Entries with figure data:
┌──

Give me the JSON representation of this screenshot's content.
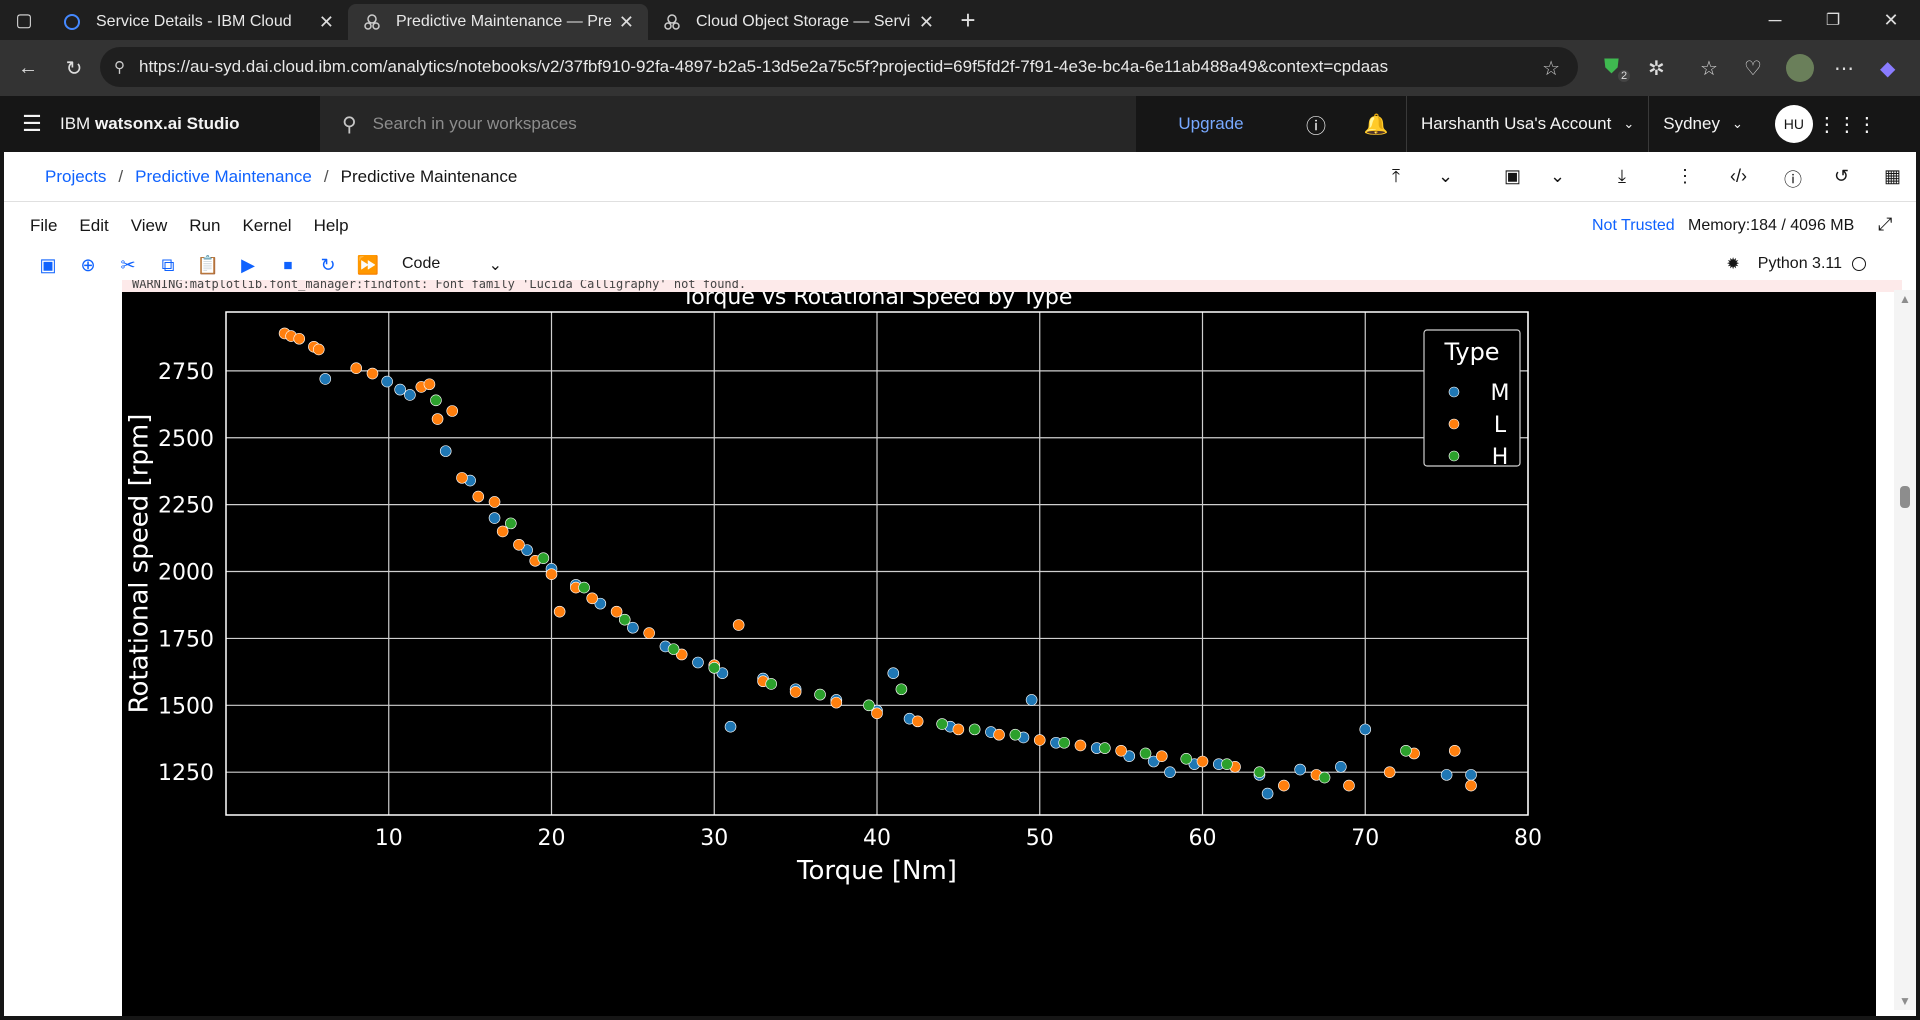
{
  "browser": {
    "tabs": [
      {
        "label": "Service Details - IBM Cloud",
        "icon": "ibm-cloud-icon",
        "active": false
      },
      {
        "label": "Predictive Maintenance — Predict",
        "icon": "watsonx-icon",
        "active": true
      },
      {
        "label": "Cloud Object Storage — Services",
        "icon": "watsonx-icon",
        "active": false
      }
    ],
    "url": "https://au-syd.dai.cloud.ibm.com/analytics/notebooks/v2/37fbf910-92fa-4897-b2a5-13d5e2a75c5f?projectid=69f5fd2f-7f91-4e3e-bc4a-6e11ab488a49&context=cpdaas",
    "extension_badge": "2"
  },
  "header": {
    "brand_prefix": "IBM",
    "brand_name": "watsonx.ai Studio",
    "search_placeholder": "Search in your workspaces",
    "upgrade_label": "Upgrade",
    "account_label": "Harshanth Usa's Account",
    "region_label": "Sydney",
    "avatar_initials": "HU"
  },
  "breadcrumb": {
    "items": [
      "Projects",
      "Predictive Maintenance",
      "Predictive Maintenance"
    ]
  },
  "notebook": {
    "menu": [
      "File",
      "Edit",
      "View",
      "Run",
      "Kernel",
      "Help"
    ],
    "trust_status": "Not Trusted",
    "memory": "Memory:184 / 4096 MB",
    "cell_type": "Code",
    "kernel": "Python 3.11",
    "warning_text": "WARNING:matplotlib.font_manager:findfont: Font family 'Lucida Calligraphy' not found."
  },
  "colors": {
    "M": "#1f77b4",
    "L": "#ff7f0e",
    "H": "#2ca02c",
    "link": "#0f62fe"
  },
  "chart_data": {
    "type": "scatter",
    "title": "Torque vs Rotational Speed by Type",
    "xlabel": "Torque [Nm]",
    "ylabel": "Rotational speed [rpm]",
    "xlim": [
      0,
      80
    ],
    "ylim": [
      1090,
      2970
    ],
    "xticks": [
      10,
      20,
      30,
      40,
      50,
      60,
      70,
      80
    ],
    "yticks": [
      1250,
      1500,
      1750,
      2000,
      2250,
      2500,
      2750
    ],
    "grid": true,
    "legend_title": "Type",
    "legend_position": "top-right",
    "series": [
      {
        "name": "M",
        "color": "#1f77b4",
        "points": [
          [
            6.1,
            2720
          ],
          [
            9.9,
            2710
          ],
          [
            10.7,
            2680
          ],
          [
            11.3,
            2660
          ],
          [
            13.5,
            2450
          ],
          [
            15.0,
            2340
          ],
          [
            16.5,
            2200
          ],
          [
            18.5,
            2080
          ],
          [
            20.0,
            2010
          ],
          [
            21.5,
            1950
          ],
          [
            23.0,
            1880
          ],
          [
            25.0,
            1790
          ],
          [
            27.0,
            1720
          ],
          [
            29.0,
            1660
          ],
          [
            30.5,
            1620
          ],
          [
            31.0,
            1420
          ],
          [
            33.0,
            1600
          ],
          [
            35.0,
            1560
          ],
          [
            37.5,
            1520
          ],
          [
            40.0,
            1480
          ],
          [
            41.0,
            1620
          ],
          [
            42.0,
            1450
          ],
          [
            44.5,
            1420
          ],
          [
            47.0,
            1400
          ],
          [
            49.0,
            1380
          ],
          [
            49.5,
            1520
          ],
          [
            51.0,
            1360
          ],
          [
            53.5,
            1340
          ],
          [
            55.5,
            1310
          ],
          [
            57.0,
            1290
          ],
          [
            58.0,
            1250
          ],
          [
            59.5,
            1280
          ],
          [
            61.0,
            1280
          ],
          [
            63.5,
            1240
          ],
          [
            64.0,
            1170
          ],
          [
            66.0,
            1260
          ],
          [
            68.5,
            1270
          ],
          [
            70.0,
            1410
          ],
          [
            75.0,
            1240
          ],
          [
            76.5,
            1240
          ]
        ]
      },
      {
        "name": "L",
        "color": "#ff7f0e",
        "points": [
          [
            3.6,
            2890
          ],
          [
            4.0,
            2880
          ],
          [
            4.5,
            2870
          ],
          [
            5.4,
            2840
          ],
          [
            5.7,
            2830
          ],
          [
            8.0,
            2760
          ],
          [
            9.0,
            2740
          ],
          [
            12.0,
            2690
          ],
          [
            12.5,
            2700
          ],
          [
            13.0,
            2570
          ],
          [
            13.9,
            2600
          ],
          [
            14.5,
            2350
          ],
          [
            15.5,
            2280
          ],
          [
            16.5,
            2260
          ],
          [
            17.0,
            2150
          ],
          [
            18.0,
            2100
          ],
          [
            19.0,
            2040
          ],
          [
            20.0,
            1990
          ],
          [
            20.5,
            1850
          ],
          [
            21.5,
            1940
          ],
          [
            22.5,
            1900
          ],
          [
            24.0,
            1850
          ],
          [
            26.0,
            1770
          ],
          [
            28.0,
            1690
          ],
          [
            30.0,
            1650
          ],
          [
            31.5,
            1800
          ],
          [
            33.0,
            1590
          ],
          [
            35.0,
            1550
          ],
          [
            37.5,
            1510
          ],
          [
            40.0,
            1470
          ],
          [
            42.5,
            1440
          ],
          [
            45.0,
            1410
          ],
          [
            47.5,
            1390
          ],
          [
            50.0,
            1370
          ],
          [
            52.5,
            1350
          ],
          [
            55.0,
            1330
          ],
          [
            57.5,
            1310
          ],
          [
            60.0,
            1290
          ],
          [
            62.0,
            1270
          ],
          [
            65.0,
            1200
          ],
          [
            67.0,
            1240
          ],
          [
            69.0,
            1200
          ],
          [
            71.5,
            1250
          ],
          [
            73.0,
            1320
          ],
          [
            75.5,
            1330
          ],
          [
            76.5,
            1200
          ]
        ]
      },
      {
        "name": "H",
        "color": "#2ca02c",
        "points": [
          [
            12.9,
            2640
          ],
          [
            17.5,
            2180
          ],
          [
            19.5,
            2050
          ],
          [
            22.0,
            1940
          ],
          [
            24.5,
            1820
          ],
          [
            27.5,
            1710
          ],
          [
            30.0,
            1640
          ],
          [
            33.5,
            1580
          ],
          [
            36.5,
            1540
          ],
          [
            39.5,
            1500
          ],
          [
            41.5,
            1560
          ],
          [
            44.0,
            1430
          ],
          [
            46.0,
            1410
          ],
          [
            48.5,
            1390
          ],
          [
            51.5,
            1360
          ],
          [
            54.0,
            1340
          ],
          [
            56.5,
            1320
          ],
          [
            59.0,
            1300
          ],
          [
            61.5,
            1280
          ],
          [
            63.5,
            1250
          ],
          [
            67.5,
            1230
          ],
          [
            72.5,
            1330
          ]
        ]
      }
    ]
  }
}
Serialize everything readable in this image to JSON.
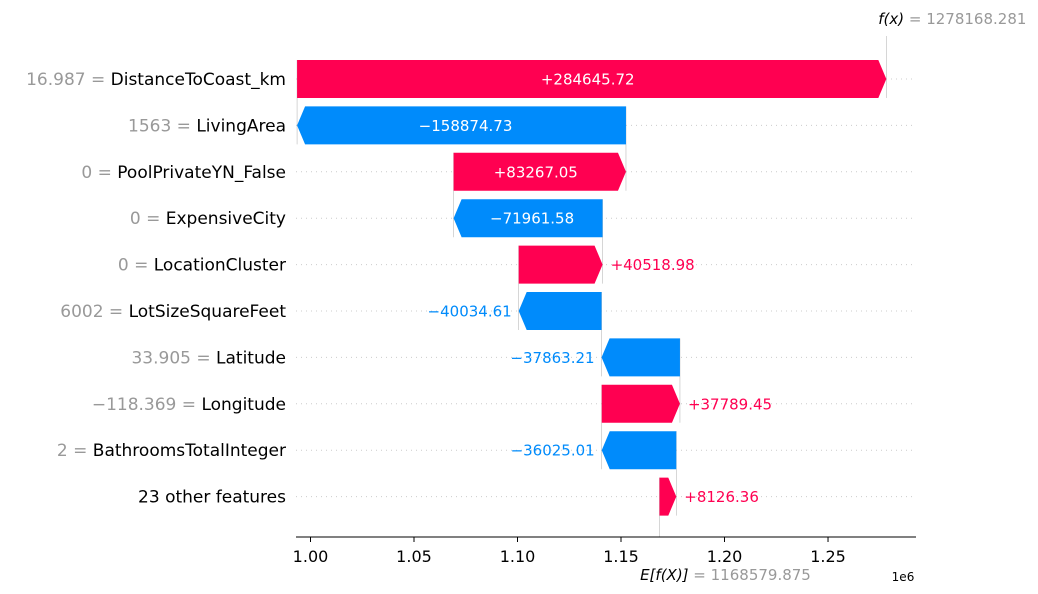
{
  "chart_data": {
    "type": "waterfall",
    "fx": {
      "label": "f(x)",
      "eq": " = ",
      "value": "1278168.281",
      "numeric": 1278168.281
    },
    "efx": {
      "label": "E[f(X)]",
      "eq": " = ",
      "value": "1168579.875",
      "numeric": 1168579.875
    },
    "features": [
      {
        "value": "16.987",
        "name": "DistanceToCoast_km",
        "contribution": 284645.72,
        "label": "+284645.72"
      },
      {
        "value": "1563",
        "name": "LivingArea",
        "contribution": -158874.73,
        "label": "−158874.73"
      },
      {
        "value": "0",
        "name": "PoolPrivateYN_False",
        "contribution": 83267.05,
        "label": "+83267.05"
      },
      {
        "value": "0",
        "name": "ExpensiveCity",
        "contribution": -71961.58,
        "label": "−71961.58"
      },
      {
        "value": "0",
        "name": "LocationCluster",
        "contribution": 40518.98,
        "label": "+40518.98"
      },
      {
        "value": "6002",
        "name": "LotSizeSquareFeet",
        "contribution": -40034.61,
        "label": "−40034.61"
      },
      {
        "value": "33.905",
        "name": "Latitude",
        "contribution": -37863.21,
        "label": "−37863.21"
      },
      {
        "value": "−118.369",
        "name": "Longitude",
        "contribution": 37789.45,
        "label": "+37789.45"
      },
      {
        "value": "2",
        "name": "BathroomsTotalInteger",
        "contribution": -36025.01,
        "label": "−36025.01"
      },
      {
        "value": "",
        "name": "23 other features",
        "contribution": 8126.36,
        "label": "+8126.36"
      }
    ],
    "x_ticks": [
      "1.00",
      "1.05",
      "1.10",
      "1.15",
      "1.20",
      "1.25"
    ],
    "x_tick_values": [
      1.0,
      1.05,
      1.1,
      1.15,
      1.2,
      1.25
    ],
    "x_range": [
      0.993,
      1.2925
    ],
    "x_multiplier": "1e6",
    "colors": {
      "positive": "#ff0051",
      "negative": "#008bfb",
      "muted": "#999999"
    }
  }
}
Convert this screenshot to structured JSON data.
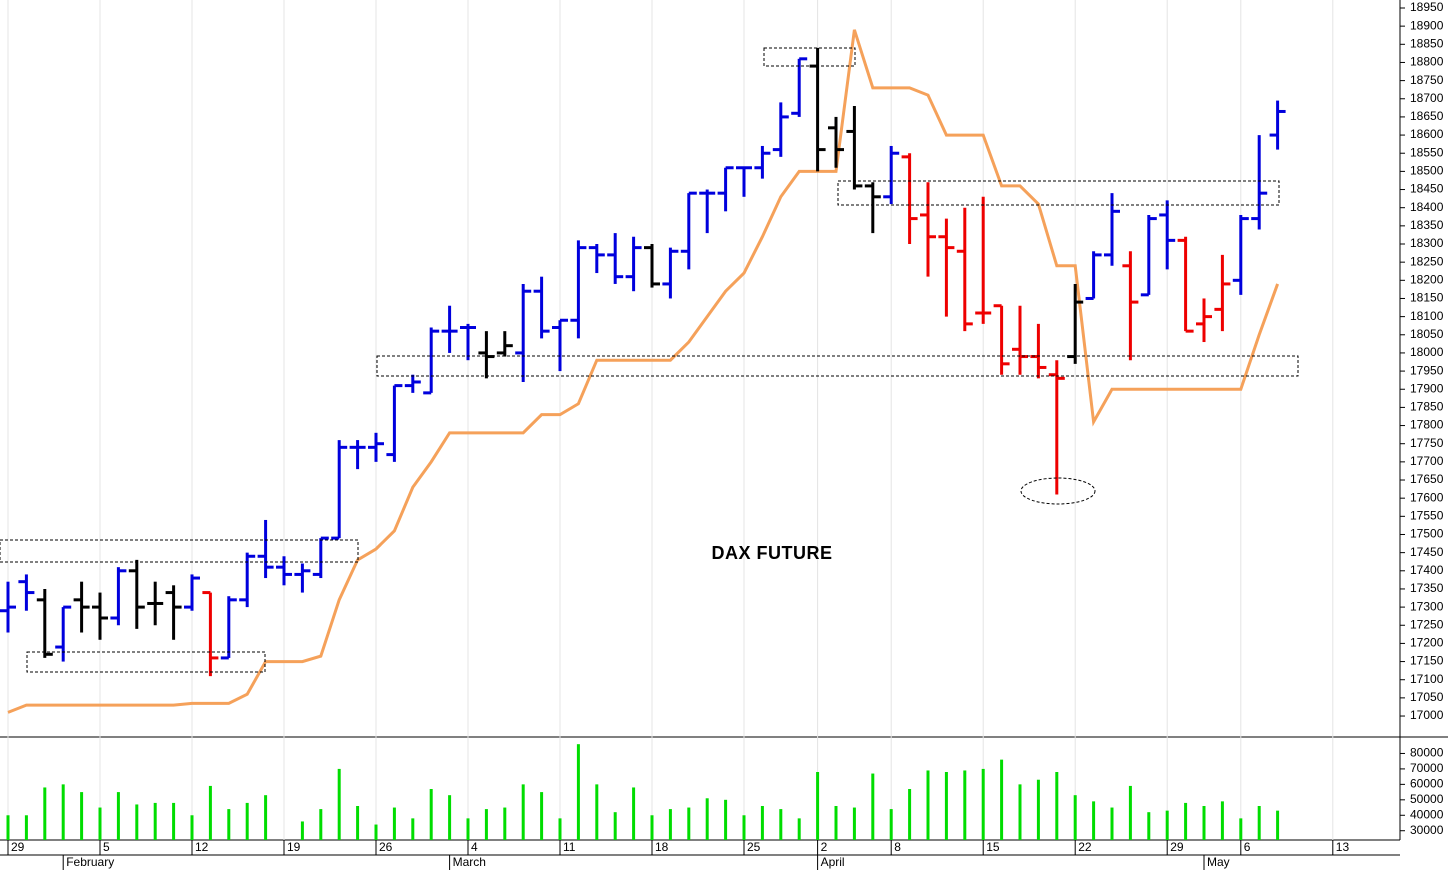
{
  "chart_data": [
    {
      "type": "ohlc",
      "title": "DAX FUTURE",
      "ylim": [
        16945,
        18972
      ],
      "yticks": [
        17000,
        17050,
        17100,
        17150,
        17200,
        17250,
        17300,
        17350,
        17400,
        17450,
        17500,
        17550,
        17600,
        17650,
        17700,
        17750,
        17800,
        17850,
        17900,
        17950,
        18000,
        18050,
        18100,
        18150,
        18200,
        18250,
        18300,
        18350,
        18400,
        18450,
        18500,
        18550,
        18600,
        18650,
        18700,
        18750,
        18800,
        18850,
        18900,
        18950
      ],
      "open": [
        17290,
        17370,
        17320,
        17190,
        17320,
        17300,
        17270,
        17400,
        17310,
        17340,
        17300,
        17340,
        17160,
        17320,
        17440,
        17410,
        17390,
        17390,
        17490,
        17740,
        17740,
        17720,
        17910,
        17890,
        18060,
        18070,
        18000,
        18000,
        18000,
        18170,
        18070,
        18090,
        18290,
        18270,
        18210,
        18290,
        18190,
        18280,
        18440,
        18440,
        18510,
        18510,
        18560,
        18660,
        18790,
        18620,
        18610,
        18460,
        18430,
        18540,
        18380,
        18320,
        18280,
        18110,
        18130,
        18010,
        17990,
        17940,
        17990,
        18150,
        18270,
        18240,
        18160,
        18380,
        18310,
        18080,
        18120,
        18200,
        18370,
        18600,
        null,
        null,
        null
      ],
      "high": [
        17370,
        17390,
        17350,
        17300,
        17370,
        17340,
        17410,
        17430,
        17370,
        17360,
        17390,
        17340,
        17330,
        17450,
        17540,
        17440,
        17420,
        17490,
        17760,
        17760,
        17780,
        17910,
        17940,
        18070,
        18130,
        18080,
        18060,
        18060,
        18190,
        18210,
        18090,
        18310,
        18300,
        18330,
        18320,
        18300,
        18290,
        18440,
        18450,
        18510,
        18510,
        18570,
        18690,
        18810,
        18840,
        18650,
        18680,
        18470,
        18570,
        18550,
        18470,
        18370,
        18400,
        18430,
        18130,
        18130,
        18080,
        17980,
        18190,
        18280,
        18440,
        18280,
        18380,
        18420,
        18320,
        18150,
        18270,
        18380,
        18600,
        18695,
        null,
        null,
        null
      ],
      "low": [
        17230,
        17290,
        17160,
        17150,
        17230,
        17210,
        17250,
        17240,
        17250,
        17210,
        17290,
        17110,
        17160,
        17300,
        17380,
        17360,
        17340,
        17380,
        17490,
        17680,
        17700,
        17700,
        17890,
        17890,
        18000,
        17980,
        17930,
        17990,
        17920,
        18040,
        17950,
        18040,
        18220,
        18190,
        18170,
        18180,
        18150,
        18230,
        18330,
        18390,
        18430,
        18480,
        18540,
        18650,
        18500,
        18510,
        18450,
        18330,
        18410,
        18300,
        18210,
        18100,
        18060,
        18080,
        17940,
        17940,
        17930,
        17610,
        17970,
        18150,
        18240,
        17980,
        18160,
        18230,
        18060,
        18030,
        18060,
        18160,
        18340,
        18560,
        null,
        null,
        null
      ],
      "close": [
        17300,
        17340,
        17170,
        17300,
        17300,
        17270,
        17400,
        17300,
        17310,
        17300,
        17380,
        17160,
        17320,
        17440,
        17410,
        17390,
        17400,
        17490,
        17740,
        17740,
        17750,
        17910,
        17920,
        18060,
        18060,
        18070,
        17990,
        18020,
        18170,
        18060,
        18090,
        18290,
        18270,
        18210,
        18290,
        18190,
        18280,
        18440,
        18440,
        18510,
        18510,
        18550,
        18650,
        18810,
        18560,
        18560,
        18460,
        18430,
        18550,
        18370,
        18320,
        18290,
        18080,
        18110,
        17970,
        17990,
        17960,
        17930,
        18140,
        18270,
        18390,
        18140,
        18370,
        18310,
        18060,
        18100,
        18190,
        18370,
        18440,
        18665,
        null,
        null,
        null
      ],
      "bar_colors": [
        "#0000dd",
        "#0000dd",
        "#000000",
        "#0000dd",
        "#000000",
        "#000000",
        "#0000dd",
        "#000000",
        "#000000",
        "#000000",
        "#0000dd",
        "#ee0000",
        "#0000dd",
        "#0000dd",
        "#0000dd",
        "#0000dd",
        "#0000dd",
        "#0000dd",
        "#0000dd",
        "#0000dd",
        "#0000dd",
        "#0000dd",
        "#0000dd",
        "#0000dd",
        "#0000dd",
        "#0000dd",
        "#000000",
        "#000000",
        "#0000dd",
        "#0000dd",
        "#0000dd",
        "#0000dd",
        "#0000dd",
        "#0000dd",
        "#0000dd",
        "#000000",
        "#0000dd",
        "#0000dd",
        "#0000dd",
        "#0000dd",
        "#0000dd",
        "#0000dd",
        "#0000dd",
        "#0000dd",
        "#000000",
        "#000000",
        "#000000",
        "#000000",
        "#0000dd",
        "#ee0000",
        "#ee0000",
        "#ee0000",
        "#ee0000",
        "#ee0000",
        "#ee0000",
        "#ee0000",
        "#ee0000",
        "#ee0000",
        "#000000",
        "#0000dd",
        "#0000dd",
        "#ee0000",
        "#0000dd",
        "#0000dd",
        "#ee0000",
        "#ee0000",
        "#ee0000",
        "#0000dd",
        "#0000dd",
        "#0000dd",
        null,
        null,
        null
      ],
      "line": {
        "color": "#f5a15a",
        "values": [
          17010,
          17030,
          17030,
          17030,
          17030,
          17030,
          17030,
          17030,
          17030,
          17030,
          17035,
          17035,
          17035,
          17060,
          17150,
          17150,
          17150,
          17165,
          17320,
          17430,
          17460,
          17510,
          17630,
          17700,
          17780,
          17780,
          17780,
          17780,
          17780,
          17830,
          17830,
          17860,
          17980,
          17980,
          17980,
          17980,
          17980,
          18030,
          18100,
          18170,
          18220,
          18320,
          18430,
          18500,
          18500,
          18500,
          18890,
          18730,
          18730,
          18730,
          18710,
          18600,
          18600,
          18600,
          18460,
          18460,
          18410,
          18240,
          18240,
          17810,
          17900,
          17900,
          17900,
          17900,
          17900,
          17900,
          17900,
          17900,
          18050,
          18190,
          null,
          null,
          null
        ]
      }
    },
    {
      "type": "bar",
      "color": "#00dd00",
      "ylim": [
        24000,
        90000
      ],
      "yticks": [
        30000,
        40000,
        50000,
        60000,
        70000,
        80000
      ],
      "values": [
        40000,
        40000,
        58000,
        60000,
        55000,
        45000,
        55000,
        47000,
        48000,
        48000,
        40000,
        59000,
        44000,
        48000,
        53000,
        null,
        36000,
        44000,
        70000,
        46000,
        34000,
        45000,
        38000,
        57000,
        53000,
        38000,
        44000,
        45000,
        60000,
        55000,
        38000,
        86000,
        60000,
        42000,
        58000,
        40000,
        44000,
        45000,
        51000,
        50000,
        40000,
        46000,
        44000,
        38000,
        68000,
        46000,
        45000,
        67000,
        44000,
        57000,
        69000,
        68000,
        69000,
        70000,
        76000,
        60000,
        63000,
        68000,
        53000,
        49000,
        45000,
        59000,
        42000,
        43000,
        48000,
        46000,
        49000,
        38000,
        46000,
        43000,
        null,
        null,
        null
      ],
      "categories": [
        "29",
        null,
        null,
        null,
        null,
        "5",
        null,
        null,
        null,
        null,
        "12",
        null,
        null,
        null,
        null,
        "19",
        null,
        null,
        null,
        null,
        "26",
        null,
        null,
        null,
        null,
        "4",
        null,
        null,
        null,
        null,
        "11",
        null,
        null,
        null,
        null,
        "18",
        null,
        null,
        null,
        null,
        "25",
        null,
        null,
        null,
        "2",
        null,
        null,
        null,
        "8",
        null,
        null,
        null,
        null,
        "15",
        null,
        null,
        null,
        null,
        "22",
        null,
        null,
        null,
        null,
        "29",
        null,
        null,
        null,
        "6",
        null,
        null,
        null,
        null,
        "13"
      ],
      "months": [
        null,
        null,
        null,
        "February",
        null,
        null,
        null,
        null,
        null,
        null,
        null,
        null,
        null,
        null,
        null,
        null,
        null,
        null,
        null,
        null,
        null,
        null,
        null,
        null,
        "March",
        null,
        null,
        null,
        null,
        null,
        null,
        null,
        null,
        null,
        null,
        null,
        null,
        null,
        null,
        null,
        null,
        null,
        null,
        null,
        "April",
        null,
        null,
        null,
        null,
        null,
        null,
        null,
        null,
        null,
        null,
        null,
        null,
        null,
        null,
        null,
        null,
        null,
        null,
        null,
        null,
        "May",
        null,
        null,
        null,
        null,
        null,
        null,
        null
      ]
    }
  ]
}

└──

Search the entries for the word "screenshot", then list each line that holds it.

Response to this task ▸
Give me the JSON representation of this screenshot's content.
Convert this screenshot to structured JSON data.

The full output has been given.